[Some records]
--------

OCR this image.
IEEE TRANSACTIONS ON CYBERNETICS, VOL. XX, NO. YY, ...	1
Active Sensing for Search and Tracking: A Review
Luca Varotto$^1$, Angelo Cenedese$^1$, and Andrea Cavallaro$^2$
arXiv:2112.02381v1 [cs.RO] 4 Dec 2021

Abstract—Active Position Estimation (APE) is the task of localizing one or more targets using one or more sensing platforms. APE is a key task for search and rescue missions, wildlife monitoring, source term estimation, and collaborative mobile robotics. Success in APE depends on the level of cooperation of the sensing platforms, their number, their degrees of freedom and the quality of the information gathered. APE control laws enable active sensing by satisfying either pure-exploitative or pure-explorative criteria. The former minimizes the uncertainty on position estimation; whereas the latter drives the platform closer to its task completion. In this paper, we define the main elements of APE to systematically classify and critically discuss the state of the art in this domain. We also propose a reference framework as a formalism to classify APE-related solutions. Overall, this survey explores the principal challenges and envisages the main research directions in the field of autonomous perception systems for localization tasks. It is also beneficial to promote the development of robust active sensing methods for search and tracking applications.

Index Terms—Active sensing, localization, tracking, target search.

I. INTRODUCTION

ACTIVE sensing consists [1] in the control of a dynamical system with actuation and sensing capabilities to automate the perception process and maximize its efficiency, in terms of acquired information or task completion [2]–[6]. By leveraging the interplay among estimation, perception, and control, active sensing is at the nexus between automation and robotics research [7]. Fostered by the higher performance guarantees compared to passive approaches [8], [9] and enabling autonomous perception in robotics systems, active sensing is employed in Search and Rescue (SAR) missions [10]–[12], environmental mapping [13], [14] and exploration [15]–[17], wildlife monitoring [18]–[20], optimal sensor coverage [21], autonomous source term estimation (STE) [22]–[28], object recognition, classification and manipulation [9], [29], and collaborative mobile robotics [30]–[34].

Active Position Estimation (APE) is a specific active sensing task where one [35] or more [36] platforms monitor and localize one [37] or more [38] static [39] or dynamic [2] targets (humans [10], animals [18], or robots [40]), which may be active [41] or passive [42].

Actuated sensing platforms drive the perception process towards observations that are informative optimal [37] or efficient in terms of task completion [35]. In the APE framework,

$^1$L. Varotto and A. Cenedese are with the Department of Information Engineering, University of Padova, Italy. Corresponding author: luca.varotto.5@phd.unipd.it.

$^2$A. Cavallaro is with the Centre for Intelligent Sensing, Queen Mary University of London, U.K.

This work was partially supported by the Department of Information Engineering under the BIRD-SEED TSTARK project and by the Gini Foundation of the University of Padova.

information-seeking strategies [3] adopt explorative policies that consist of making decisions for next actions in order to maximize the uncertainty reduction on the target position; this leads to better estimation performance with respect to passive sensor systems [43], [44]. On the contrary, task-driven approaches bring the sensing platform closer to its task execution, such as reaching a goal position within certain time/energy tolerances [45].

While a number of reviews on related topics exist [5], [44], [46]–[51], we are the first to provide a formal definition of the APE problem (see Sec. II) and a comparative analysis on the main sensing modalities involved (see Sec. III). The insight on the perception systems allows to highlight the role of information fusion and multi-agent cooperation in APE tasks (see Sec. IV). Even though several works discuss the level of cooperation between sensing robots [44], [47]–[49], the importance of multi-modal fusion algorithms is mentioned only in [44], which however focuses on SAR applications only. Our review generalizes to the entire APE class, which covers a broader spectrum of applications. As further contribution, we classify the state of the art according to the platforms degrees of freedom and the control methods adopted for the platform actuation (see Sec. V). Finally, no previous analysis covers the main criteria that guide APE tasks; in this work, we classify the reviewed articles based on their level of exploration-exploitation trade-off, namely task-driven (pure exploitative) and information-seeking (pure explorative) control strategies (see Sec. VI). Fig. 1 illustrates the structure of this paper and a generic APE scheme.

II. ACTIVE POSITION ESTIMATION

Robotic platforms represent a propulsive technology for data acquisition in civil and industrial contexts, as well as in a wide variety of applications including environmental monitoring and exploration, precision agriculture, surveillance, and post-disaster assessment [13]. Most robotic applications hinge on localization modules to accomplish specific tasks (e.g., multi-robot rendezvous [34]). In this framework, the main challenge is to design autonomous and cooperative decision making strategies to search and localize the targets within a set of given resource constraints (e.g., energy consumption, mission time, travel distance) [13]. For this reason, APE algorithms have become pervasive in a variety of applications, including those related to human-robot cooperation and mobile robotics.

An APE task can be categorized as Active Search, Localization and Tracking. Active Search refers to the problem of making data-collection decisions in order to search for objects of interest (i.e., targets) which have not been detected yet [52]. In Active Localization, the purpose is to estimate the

--------

TASK STATEMENT: From the listing above, collect each line in which the string "Cenedese" appears.

RESPONSE TO THE TASK:
Luca Varotto$^1$, Angelo Cenedese$^1$, and Andrea Cavallaro$^2$
$^1$L. Varotto and A. Cenedese are with the Department of Information Engineering, University of Padova, Italy. Corresponding author: luca.varotto.5@phd.unipd.it.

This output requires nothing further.